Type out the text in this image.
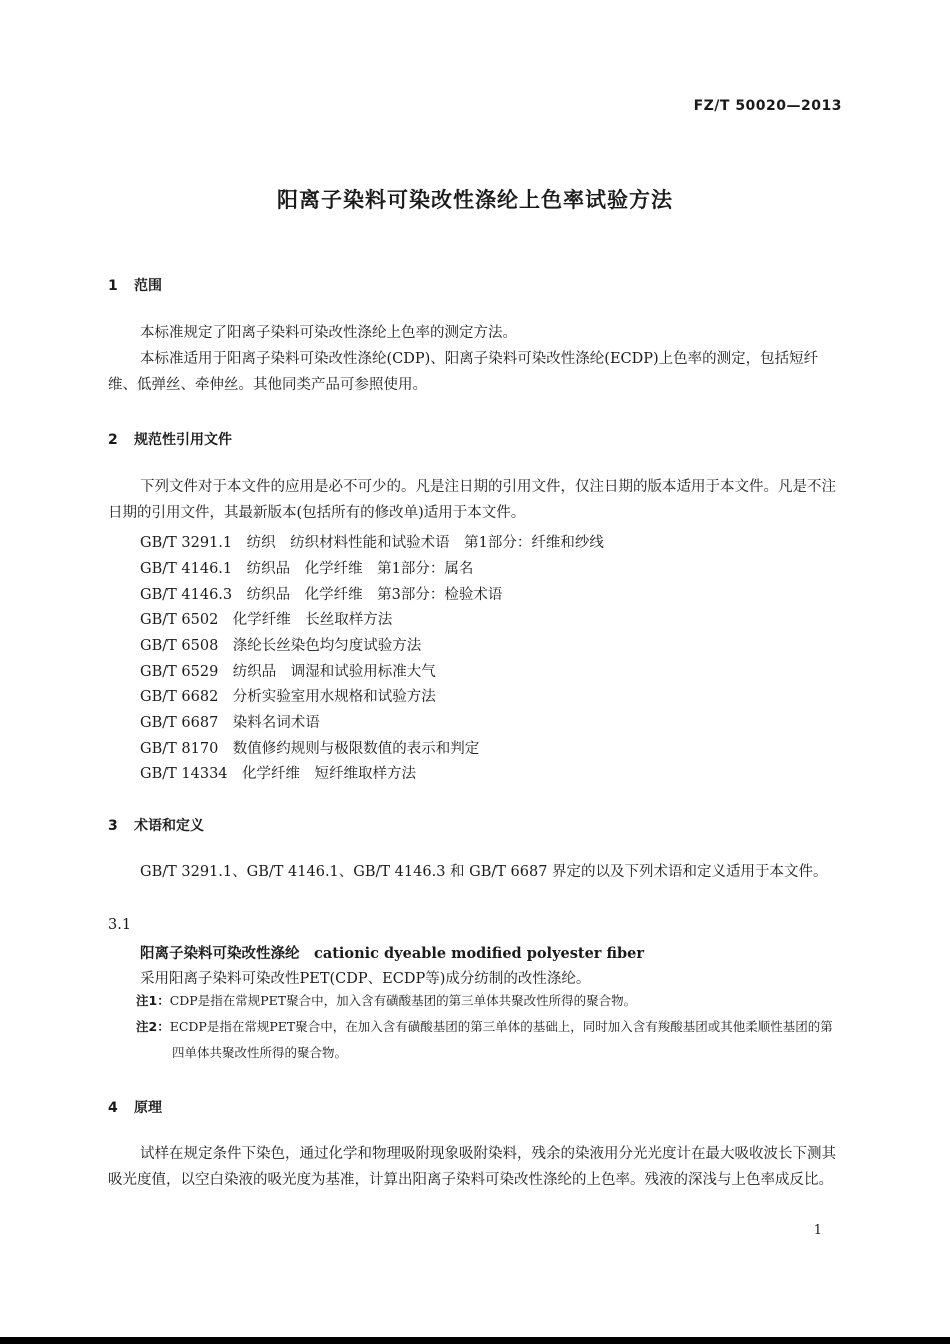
FZ/T 50020—2013
阳离子染料可染改性涤纶上色率试验方法
1 范围
本标准规定了阳离子染料可染改性涤纶上色率的测定方法。
本标准适用于阳离子染料可染改性涤纶(CDP)、阳离子染料可染改性涤纶(ECDP)上色率的测定，包括短纤维、低弹丝、牵伸丝。其他同类产品可参照使用。
2 规范性引用文件
下列文件对于本文件的应用是必不可少的。凡是注日期的引用文件，仅注日期的版本适用于本文件。凡是不注日期的引用文件，其最新版本(包括所有的修改单)适用于本文件。
GB/T 3291.1　纺织　纺织材料性能和试验术语　第1部分：纤维和纱线
GB/T 4146.1　纺织品　化学纤维　第1部分：属名
GB/T 4146.3　纺织品　化学纤维　第3部分：检验术语
GB/T 6502　化学纤维　长丝取样方法
GB/T 6508　涤纶长丝染色均匀度试验方法
GB/T 6529　纺织品　调湿和试验用标准大气
GB/T 6682　分析实验室用水规格和试验方法
GB/T 6687　染料名词术语
GB/T 8170　数值修约规则与极限数值的表示和判定
GB/T 14334　化学纤维　短纤维取样方法
3 术语和定义
GB/T 3291.1、GB/T 4146.1、GB/T 4146.3 和 GB/T 6687 界定的以及下列术语和定义适用于本文件。
3.1
阳离子染料可染改性涤纶　cationic dyeable modified polyester fiber
采用阳离子染料可染改性PET(CDP、ECDP等)成分纺制的改性涤纶。
注1：CDP是指在常规PET聚合中，加入含有磺酸基团的第三单体共聚改性所得的聚合物。
注2：ECDP是指在常规PET聚合中，在加入含有磺酸基团的第三单体的基础上，同时加入含有羧酸基团或其他柔顺性基团的第四单体共聚改性所得的聚合物。
4 原理
试样在规定条件下染色，通过化学和物理吸附现象吸附染料，残余的染液用分光光度计在最大吸收波长下测其吸光度值，以空白染液的吸光度为基准，计算出阳离子染料可染改性涤纶的上色率。残液的深浅与上色率成反比。
1
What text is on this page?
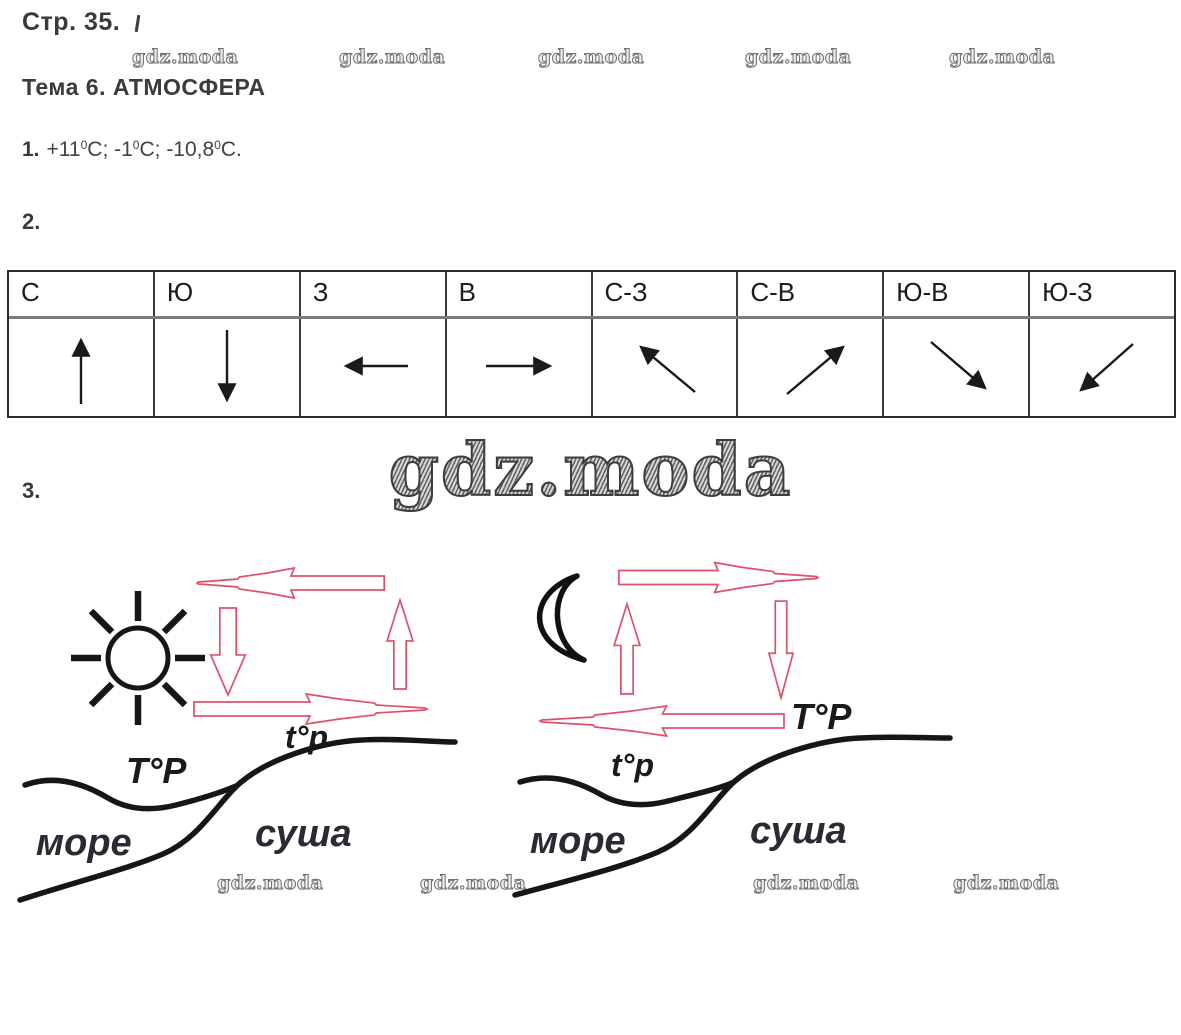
Стр. 35.
gdz.moda	gdz.moda	gdz.moda	gdz.moda	gdz.moda
Тема 6. АТМОСФЕРА
1. $+11^0C$; $-1^0C$; -10,8$^0$C.
2.
С	Ю	З	В	С-З	С-В	Ю-В	Ю-З
gdz.moda
3.
gdz.moda	gdz.moda	gdz.moda	gdz.moda
t°p
T°P
море	суша
T°P
t°p
море	суша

To do:
Copy the data character for character, but drop all pictures from the copy.

Written reply:
Type out the text in this image.
FZ/T 50020—2013
阳离子染料可染改性涤纶上色率试验方法
1 范围
本标准规定了阳离子染料可染改性涤纶上色率的测定方法。
本标准适用于阳离子染料可染改性涤纶(CDP)、阳离子染料可染改性涤纶(ECDP)上色率的测定，包括短纤维、低弹丝、牵伸丝。其他同类产品可参照使用。
2 规范性引用文件
下列文件对于本文件的应用是必不可少的。凡是注日期的引用文件，仅注日期的版本适用于本文件。凡是不注日期的引用文件，其最新版本(包括所有的修改单)适用于本文件。
GB/T 3291.1　纺织　纺织材料性能和试验术语　第1部分：纤维和纱线
GB/T 4146.1　纺织品　化学纤维　第1部分：属名
GB/T 4146.3　纺织品　化学纤维　第3部分：检验术语
GB/T 6502　化学纤维　长丝取样方法
GB/T 6508　涤纶长丝染色均匀度试验方法
GB/T 6529　纺织品　调湿和试验用标准大气
GB/T 6682　分析实验室用水规格和试验方法
GB/T 6687　染料名词术语
GB/T 8170　数值修约规则与极限数值的表示和判定
GB/T 14334　化学纤维　短纤维取样方法
3 术语和定义
GB/T 3291.1、GB/T 4146.1、GB/T 4146.3 和 GB/T 6687 界定的以及下列术语和定义适用于本文件。
3.1
阳离子染料可染改性涤纶　cationic dyeable modified polyester fiber
采用阳离子染料可染改性PET(CDP、ECDP等)成分纺制的改性涤纶。
注1：CDP是指在常规PET聚合中，加入含有磺酸基团的第三单体共聚改性所得的聚合物。
注2：ECDP是指在常规PET聚合中，在加入含有磺酸基团的第三单体的基础上，同时加入含有羧酸基团或其他柔顺性基团的第四单体共聚改性所得的聚合物。
4 原理
试样在规定条件下染色，通过化学和物理吸附现象吸附染料，残余的染液用分光光度计在最大吸收波长下测其吸光度值，以空白染液的吸光度为基准，计算出阳离子染料可染改性涤纶的上色率。残液的深浅与上色率成反比。
1
What text is on this page?
Стр. 35.
gdz.moda	gdz.moda	gdz.moda	gdz.moda	gdz.moda
Тема 6. АТМОСФЕРА
1. $+11^0C$; $-1^0C$; -10,8$^0$C.
2.
С	Ю	З	В	С-З	С-В	Ю-В	Ю-З
gdz.moda
3.
gdz.moda	gdz.moda	gdz.moda	gdz.moda
t°p
T°P
море	суша
T°P
t°p
море	суша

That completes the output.